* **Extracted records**
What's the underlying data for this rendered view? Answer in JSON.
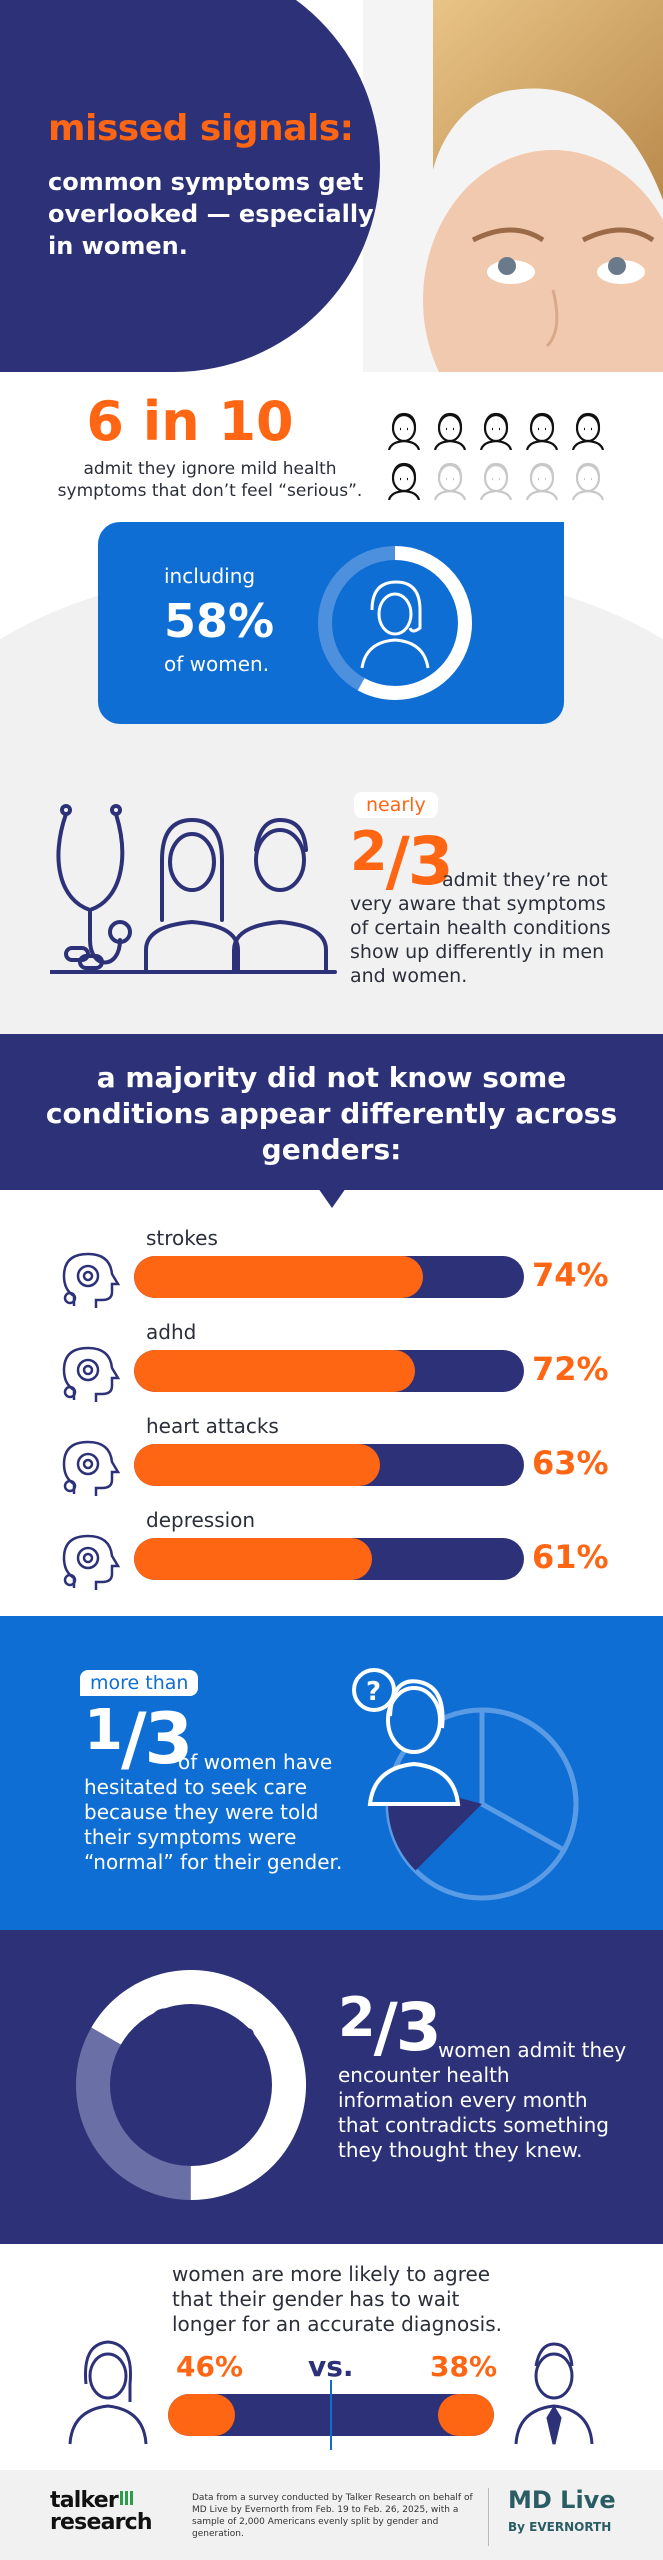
{
  "hero": {
    "title": "missed signals:",
    "subtitle": "common symptoms get overlooked — especially in women."
  },
  "stat_six_in_ten": {
    "headline": "6 in 10",
    "description": "admit they ignore mild health symptoms that don’t feel “serious”.",
    "card": {
      "prefix": "including",
      "value": "58%",
      "suffix": "of women.",
      "fraction": 0.58
    }
  },
  "stat_two_thirds": {
    "badge": "nearly",
    "numerator": "2",
    "denominator": "3",
    "text": "admit they’re not very aware that symptoms of certain health conditions show up differently in men and women."
  },
  "majority": {
    "heading": "a majority did not know some conditions appear differently across genders:"
  },
  "conditions": [
    {
      "label": "strokes",
      "value": "74%",
      "fraction": 0.74,
      "icon": "brain-icon"
    },
    {
      "label": "adhd",
      "value": "72%",
      "fraction": 0.72,
      "icon": "head-target-icon"
    },
    {
      "label": "heart attacks",
      "value": "63%",
      "fraction": 0.63,
      "icon": "heart-icon"
    },
    {
      "label": "depression",
      "value": "61%",
      "fraction": 0.61,
      "icon": "head-storm-icon"
    }
  ],
  "stat_one_third": {
    "badge": "more than",
    "numerator": "1",
    "denominator": "3",
    "text": "of women have hesitated to seek care because they were told their symptoms were “normal” for their gender."
  },
  "stat_encounter": {
    "numerator": "2",
    "denominator": "3",
    "text": "women admit they encounter health information every month that contradicts something they thought they knew."
  },
  "wait": {
    "text": "women are more likely to agree that their gender has to wait longer for an accurate diagnosis.",
    "women_value": "46%",
    "vs": "vs.",
    "men_value": "38%",
    "women_fraction": 0.46,
    "men_fraction": 0.38
  },
  "footer": {
    "brand_line1": "talker",
    "brand_line2": "research",
    "note": "Data from a survey conducted by Talker Research on behalf of MD Live by Evernorth from Feb. 19 to Feb. 26, 2025, with a sample of 2,000 Americans evenly split by gender and generation.",
    "partner": "MD Live",
    "partner_by": "By EVERNORTH"
  },
  "colors": {
    "navy": "#2d3278",
    "orange": "#ff6614",
    "blue": "#0f6ed4"
  }
}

* **Direction**
Using the listing above, pick out each line that contains the word "admit", then copy it.

* **Answer to this problem**
    "description": "admit they ignore mild health symptoms that don’t feel “serious”.",
    "text": "admit they’re not very aware that symptoms of certain health conditions show up differently in men and women."
    "text": "women admit they encounter health information every month that contradicts something they thought they knew."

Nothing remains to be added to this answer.